Exercise details
Work out the number of lines containing "article". Give that number alone.

Input records
— Start —
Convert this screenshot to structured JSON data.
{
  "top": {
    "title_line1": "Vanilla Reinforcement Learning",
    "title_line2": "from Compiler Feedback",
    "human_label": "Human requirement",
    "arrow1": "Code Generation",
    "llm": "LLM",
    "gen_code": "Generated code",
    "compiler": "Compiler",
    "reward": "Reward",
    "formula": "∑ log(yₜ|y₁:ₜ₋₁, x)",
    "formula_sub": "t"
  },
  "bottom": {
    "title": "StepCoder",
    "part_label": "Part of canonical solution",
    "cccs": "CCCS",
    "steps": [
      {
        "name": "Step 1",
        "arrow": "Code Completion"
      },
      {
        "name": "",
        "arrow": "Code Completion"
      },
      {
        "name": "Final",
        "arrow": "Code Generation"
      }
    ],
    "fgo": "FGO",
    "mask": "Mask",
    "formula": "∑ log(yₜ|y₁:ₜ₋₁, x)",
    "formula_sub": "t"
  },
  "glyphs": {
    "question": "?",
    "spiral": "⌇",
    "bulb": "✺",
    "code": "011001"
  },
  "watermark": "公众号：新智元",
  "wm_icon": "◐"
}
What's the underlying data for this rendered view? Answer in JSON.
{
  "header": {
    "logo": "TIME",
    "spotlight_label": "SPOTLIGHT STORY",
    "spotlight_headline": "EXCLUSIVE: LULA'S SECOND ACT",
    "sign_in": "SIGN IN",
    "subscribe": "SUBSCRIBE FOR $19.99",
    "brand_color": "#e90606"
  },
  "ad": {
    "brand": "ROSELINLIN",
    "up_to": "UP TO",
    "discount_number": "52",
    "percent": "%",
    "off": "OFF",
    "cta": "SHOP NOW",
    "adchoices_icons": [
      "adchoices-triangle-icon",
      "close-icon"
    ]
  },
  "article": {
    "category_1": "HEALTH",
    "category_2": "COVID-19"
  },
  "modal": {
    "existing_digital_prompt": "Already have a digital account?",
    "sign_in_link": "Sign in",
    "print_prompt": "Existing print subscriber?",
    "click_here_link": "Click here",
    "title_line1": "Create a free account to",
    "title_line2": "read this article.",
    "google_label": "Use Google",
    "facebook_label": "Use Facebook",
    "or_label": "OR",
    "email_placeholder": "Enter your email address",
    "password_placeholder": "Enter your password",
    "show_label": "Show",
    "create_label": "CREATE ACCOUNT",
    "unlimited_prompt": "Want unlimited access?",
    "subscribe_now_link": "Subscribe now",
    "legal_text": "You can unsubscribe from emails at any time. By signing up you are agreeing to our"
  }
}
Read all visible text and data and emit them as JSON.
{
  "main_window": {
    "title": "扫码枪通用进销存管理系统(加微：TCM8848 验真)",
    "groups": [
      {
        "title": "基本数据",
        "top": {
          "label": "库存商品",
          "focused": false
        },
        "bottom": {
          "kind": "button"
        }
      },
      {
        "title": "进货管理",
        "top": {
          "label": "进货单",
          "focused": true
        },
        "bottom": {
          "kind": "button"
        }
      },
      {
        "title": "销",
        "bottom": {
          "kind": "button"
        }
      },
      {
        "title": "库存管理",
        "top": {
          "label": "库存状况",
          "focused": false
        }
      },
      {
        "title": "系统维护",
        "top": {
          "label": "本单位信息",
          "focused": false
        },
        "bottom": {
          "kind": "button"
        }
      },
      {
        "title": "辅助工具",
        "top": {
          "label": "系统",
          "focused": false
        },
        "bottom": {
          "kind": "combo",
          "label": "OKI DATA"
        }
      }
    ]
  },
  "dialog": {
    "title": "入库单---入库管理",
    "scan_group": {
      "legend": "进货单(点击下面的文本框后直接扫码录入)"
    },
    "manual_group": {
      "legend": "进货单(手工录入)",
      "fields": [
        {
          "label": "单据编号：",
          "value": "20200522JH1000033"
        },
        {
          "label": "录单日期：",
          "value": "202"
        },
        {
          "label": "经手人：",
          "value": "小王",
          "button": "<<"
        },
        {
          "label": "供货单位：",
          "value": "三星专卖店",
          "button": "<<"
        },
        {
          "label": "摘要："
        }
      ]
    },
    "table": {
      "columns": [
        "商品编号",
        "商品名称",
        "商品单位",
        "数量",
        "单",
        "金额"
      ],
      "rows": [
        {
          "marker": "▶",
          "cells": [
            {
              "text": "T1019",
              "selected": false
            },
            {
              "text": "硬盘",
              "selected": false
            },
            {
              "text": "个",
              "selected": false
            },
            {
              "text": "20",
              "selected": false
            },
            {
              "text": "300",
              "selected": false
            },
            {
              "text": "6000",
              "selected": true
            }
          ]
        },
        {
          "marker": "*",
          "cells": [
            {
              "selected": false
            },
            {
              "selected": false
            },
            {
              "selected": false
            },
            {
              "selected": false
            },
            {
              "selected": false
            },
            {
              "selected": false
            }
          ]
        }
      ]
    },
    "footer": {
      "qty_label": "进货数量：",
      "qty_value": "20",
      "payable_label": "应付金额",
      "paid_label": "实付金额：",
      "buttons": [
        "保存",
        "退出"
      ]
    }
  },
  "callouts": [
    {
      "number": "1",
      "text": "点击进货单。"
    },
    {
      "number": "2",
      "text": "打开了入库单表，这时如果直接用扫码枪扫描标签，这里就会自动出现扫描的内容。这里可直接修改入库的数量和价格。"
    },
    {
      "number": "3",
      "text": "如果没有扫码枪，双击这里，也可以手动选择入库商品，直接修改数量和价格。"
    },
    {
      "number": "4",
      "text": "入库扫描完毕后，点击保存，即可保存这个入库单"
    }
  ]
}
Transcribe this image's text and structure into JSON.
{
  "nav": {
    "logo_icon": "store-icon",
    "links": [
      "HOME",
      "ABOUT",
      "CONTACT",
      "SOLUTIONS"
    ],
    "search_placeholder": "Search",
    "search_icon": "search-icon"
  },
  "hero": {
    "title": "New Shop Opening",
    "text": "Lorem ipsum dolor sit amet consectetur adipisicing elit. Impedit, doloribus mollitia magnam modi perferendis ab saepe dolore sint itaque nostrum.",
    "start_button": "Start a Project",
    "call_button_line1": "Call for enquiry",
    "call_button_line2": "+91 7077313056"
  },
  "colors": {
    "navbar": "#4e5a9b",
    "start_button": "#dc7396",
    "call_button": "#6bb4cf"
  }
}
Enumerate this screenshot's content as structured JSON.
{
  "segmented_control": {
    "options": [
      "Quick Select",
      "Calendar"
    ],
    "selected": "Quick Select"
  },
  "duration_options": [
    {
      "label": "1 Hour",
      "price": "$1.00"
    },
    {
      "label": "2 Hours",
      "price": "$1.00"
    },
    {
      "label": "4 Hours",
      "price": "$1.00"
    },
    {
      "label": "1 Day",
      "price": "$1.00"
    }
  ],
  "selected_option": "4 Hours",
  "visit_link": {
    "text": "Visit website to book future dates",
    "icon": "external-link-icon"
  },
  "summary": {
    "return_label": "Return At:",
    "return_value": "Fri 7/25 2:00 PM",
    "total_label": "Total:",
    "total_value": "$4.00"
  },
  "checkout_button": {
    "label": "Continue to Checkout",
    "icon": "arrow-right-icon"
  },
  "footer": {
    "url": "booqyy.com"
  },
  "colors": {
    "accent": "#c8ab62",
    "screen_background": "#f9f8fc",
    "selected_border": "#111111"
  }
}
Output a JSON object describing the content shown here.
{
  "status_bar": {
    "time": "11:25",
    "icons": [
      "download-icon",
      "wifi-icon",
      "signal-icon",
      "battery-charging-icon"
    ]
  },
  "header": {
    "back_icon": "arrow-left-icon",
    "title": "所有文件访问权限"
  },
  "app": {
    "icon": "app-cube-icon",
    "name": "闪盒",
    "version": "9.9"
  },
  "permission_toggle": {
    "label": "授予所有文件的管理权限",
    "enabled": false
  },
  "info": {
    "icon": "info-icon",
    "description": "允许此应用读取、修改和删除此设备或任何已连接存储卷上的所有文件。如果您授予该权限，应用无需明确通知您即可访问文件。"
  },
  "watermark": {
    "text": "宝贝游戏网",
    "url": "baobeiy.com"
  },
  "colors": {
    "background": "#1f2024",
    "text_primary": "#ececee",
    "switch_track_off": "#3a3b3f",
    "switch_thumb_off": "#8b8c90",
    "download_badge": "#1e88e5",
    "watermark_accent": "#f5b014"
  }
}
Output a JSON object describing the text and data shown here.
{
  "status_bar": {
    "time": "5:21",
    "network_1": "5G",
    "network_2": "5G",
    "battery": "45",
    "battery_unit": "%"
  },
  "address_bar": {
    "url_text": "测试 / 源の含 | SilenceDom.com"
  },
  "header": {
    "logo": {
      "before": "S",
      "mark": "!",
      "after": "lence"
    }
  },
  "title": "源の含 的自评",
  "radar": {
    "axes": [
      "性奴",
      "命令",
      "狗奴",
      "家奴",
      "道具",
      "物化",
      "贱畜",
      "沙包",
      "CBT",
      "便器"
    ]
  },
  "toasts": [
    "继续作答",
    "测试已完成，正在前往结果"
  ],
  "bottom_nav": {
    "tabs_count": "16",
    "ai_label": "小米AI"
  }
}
— End —
Task output
2